> [PROMPT]: Update the material from the line with "312, 317, 327]" up to and including the line with "821, 502, 836]", changing "question-23" to "question-23-stem" and keeping everything else the same. Give back only those lines.

> [DATASET ROWS]:
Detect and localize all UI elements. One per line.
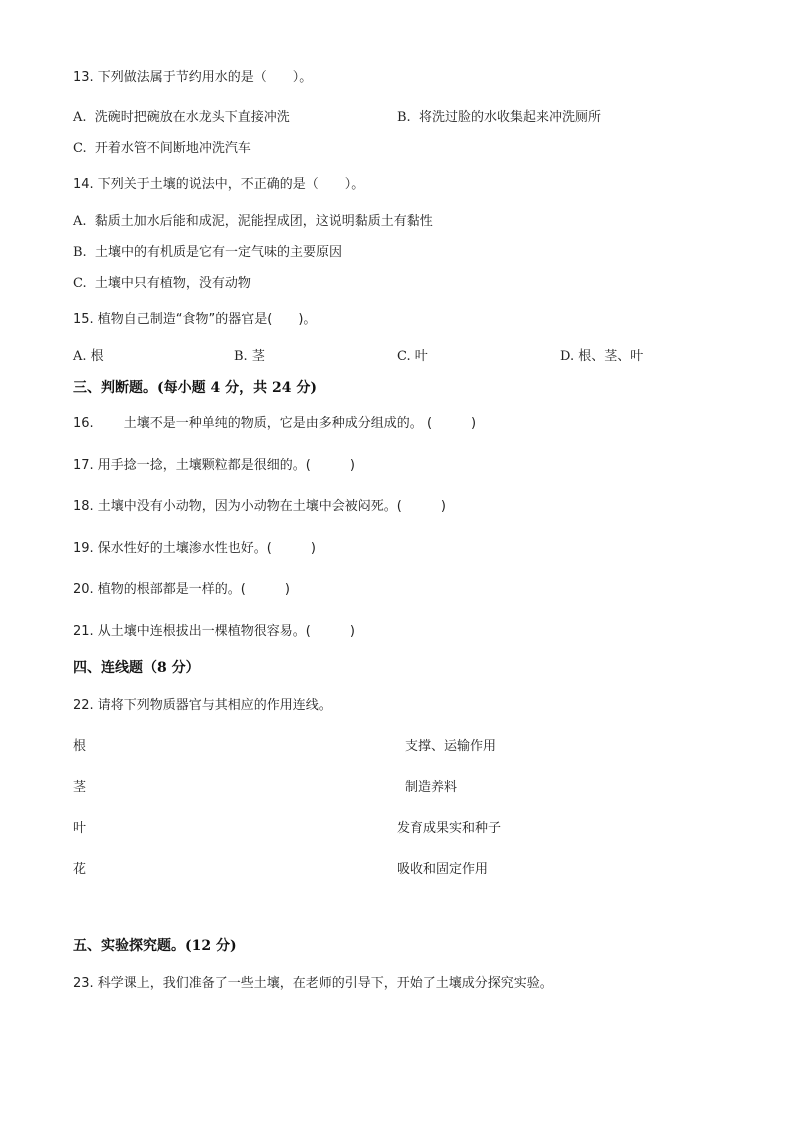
question-15-stem: 15. 植物自己制造“食物”的器官是( )。	[73, 312, 317, 327]
question-16: 16. 土壤不是一种单纯的物质，它是由多种成分组成的。 ( )	[73, 416, 477, 431]
question-19: 19. 保水性好的土壤渗水性也好。( )	[73, 541, 316, 556]
q15-option-c: C. 叶	[397, 349, 428, 364]
question-23: 23. 科学课上，我们准备了一些土壤，在老师的引导下，开始了土壤成分探究实验。	[73, 976, 553, 991]
match-right-fruit: 发育成果实和种子	[397, 821, 502, 836]
q14-option-c: C. 土壤中只有植物，没有动物	[73, 276, 251, 291]
match-left-stem: 茎	[73, 780, 87, 795]
section-5-title: 五、实验探究题。(12 分)	[73, 938, 237, 954]
q14-option-b: B. 土壤中的有机质是它有一定气味的主要原因	[73, 245, 342, 260]
q15-option-d: D. 根、茎、叶	[560, 349, 644, 364]
question-17: 17. 用手捻一捻，土壤颗粒都是很细的。( )	[73, 458, 355, 473]
q13-option-a: A. 洗碗时把碗放在水龙头下直接冲洗	[73, 110, 290, 125]
section-3-title: 三、判断题。(每小题 4 分，共 24 分)	[73, 380, 317, 396]
match-left-root: 根	[73, 739, 87, 754]
q14-option-a: A. 黏质土加水后能和成泥，泥能捏成团，这说明黏质土有黏性	[73, 214, 433, 229]
match-left-leaf: 叶	[73, 821, 87, 836]
section-4-title: 四、连线题（8 分）	[73, 660, 200, 676]
match-right-absorb: 吸收和固定作用	[397, 862, 489, 877]
question-20: 20. 植物的根部都是一样的。( )	[73, 582, 290, 597]
q15-option-a: A. 根	[73, 349, 104, 364]
match-right-nutrients: 制造养料	[405, 780, 458, 795]
q15-option-b: B. 茎	[234, 349, 265, 364]
match-right-support: 支撑、运输作用	[405, 739, 497, 754]
q13-option-b: B. 将洗过脸的水收集起来冲洗厕所	[397, 110, 601, 125]
question-21: 21. 从土壤中连根拔出一棵植物很容易。( )	[73, 624, 355, 639]
question-14-stem: 14. 下列关于土壤的说法中，不正确的是（ ）。	[73, 177, 365, 192]
match-left-flower: 花	[73, 862, 87, 877]
question-13-stem: 13. 下列做法属于节约用水的是（ ）。	[73, 70, 313, 85]
q13-option-c: C. 开着水管不间断地冲洗汽车	[73, 141, 251, 156]
question-18: 18. 土壤中没有小动物，因为小动物在土壤中会被闷死。( )	[73, 499, 446, 514]
question-22: 22. 请将下列物质器官与其相应的作用连线。	[73, 698, 332, 713]
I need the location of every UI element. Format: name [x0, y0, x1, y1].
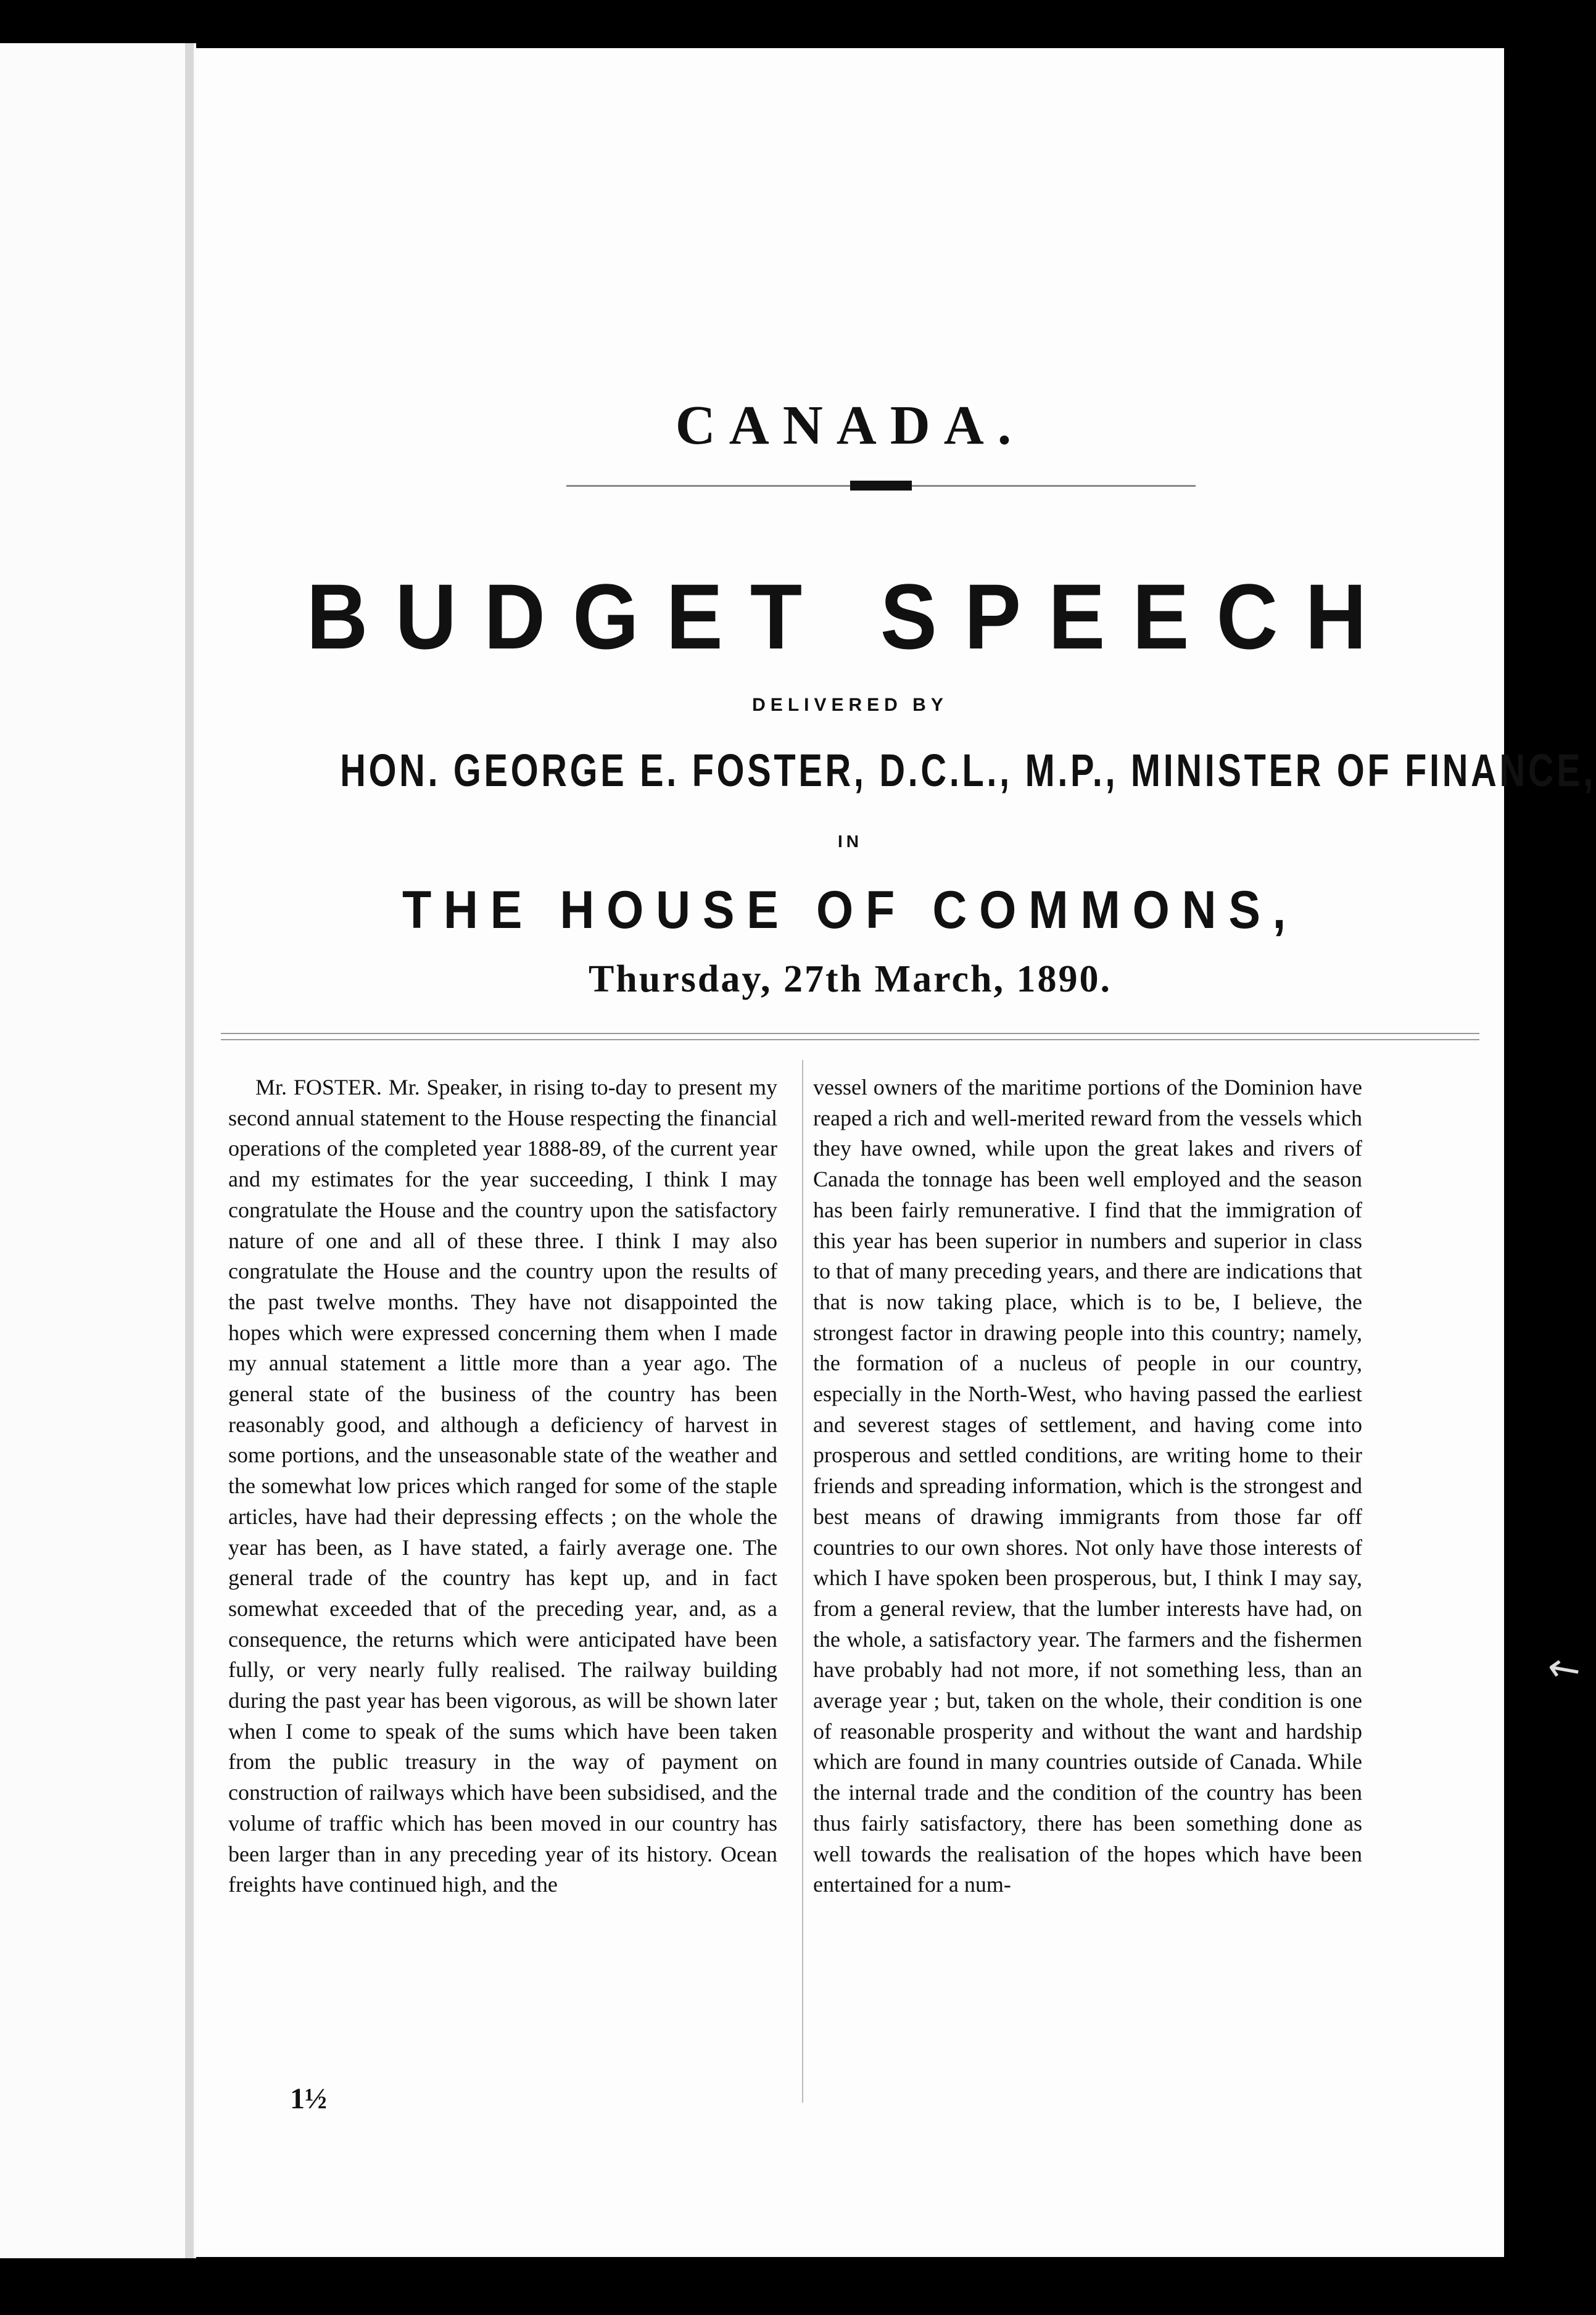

> [EXPECTED ANSWER]:
question-15-stem: 15. 植物自己制造“食物”的器官是( )。	[73, 312, 317, 327]
question-16: 16. 土壤不是一种单纯的物质，它是由多种成分组成的。 ( )	[73, 416, 477, 431]
question-19: 19. 保水性好的土壤渗水性也好。( )	[73, 541, 316, 556]
q15-option-c: C. 叶	[397, 349, 428, 364]
question-23-stem: 23. 科学课上，我们准备了一些土壤，在老师的引导下，开始了土壤成分探究实验。	[73, 976, 553, 991]
match-right-fruit: 发育成果实和种子	[397, 821, 502, 836]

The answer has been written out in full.